What is expected: Repeat the lines beginning at the one with "What's the underlying" and running to the end of the material, keeping the first and last of them, exactly as they appear.

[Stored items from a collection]
▬▬▬

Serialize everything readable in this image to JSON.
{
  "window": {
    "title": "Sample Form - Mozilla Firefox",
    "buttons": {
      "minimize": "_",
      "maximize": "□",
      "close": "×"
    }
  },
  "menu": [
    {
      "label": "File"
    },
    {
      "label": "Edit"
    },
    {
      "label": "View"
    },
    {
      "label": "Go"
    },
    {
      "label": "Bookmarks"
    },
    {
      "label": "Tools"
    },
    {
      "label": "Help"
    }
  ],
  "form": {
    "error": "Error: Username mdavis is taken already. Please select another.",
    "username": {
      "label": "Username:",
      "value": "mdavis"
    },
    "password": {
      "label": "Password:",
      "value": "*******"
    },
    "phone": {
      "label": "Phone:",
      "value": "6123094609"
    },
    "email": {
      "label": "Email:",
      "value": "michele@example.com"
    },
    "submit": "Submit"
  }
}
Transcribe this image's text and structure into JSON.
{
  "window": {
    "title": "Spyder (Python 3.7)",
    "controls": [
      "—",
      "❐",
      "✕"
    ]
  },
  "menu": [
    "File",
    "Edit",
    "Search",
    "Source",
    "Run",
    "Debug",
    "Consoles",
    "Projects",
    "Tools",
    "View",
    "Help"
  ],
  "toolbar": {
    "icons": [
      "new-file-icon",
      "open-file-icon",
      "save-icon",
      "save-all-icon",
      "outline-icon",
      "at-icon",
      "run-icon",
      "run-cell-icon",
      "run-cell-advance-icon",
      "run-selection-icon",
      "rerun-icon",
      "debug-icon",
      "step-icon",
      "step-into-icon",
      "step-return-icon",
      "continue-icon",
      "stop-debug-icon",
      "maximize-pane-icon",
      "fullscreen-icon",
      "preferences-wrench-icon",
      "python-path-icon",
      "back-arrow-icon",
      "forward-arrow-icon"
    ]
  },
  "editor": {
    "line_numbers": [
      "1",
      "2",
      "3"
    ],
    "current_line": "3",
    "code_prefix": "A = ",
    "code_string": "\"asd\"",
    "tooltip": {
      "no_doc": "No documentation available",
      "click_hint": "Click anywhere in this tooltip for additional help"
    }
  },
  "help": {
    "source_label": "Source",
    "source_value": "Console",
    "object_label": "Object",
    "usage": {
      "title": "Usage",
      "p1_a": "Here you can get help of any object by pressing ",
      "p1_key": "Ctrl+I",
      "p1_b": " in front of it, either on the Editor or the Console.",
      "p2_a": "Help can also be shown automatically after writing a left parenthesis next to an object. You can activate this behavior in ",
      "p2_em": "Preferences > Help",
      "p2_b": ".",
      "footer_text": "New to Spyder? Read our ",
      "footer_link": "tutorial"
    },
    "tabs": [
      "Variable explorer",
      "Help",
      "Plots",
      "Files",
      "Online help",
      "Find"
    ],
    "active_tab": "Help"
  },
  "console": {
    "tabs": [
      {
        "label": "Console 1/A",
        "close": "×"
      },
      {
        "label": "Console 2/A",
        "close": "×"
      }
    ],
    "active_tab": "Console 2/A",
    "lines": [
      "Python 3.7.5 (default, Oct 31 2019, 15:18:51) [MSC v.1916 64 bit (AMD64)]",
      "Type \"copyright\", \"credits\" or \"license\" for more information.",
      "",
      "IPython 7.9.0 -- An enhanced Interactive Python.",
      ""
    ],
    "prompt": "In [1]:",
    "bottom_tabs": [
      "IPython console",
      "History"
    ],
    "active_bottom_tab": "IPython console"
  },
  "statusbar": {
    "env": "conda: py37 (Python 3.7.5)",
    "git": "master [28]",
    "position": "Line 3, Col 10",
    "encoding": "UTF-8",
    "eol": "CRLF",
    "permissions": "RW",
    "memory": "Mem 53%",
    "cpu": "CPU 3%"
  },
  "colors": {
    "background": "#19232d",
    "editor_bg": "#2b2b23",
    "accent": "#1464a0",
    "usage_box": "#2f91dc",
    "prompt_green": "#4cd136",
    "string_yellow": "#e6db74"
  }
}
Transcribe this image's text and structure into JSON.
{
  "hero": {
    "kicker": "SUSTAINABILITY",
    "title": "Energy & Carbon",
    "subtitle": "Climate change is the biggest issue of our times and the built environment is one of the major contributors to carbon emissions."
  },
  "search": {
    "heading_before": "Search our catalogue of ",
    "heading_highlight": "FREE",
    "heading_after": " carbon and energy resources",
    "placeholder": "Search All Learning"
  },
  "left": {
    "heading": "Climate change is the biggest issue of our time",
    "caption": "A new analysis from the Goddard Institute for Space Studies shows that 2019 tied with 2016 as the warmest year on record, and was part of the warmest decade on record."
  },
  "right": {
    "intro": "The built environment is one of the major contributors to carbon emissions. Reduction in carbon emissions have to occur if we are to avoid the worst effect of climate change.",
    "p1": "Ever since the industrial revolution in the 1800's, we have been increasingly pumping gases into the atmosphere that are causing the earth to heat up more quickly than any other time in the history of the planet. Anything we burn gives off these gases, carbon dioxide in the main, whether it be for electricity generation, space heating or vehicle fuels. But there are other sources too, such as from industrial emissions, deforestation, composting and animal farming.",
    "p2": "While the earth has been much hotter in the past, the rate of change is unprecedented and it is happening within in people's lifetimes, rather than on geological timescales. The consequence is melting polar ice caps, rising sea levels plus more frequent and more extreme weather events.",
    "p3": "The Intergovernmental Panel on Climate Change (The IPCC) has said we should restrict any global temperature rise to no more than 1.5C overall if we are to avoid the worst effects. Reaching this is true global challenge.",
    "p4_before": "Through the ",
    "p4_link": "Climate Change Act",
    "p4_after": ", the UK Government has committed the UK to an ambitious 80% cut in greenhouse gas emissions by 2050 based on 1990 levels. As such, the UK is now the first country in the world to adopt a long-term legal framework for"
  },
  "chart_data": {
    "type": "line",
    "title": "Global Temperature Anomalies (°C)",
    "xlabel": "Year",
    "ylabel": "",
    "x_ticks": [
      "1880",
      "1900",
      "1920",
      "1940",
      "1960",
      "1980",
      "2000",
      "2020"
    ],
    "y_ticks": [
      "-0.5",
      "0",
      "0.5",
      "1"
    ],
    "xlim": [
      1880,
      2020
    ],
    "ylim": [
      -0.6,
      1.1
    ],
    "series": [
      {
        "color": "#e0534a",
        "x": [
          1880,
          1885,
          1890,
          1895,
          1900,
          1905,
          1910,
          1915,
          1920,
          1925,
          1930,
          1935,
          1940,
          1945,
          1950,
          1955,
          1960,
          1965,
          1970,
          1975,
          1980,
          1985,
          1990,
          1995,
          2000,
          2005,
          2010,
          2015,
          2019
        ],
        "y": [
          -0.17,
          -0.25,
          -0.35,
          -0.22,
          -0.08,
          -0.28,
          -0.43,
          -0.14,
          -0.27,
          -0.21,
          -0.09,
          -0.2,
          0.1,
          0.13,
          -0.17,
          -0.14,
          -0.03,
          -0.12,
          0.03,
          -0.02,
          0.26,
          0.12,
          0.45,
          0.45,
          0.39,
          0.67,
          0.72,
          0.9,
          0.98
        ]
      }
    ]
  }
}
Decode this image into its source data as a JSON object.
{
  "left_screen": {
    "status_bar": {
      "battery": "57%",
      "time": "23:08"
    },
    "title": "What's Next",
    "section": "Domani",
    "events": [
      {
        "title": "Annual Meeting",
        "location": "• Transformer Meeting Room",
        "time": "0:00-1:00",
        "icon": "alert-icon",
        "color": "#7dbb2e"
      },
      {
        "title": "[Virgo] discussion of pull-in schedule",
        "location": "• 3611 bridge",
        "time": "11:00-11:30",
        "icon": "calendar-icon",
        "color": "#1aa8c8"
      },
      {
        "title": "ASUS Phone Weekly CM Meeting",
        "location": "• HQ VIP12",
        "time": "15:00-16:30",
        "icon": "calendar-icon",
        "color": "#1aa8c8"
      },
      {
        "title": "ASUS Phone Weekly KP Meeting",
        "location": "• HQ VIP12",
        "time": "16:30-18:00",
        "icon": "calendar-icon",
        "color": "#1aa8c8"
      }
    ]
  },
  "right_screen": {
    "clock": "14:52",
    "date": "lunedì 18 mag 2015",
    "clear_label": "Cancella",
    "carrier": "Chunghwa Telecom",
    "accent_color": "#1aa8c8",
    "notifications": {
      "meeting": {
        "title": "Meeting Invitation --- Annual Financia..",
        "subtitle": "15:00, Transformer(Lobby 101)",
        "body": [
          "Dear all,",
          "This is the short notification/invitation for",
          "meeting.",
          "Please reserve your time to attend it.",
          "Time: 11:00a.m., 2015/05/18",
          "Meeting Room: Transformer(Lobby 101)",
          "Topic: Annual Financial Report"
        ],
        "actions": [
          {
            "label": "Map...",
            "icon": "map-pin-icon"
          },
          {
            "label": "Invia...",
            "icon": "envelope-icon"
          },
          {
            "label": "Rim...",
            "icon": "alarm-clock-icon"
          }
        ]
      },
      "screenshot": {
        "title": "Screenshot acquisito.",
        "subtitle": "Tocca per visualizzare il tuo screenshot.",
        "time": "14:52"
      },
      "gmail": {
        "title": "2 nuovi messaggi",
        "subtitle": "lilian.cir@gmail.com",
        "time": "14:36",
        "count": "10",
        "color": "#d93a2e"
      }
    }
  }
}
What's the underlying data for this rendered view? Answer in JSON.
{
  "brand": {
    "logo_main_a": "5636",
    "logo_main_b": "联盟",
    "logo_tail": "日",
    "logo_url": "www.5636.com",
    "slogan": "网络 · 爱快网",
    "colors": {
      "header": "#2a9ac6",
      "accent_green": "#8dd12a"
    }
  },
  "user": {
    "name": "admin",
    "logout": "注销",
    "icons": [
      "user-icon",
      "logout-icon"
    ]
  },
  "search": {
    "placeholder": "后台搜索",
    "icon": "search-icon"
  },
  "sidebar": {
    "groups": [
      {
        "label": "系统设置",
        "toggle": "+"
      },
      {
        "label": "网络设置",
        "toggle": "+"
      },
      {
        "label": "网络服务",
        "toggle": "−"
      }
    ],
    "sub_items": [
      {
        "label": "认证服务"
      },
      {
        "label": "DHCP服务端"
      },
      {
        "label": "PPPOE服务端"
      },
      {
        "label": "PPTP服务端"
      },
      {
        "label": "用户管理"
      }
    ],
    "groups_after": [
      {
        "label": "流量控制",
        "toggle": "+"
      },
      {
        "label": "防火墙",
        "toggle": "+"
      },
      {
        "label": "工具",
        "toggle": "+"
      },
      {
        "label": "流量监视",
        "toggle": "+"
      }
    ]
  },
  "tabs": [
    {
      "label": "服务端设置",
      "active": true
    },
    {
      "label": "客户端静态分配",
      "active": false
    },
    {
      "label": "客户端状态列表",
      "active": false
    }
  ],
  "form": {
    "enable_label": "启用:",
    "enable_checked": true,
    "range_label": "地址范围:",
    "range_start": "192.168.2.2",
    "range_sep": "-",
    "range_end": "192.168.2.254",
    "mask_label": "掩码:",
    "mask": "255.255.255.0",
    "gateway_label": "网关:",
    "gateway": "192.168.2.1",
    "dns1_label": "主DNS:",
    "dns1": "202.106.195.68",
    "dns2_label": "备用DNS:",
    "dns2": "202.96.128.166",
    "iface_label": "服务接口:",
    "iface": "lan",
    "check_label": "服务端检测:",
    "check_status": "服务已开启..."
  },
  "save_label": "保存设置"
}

▬▬▬

Result for this task:
What's the underlying data for this rendered view? Answer in JSON.
{
  "brand": {
    "logo_main_a": "5636",
    "logo_main_b": "联盟",
    "logo_tail": "日",
    "logo_url": "www.5636.com",
    "slogan": "网络 · 爱快网",
    "colors": {
      "header": "#2a9ac6",
      "accent_green": "#8dd12a"
    }
  },
  "user": {
    "name": "admin",
    "logout": "注销",
    "icons": [
      "user-icon",
      "logout-icon"
    ]
  },
  "search": {
    "placeholder": "后台搜索",
    "icon": "search-icon"
  },
  "sidebar": {
    "groups": [
      {
        "label": "系统设置",
        "toggle": "+"
      },
      {
        "label": "网络设置",
        "toggle": "+"
      },
      {
        "label": "网络服务",
        "toggle": "−"
      }
    ],
    "sub_items": [
      {
        "label": "认证服务"
      },
      {
        "label": "DHCP服务端"
      },
      {
        "label": "PPPOE服务端"
      },
      {
        "label": "PPTP服务端"
      },
      {
        "label": "用户管理"
      }
    ],
    "groups_after": [
      {
        "label": "流量控制",
        "toggle": "+"
      },
      {
        "label": "防火墙",
        "toggle": "+"
      },
      {
        "label": "工具",
        "toggle": "+"
      },
      {
        "label": "流量监视",
        "toggle": "+"
      }
    ]
  },
  "tabs": [
    {
      "label": "服务端设置",
      "active": true
    },
    {
      "label": "客户端静态分配",
      "active": false
    },
    {
      "label": "客户端状态列表",
      "active": false
    }
  ],
  "form": {
    "enable_label": "启用:",
    "enable_checked": true,
    "range_label": "地址范围:",
    "range_start": "192.168.2.2",
    "range_sep": "-",
    "range_end": "192.168.2.254",
    "mask_label": "掩码:",
    "mask": "255.255.255.0",
    "gateway_label": "网关:",
    "gateway": "192.168.2.1",
    "dns1_label": "主DNS:",
    "dns1": "202.106.195.68",
    "dns2_label": "备用DNS:",
    "dns2": "202.96.128.166",
    "iface_label": "服务接口:",
    "iface": "lan",
    "check_label": "服务端检测:",
    "check_status": "服务已开启..."
  },
  "save_label": "保存设置"
}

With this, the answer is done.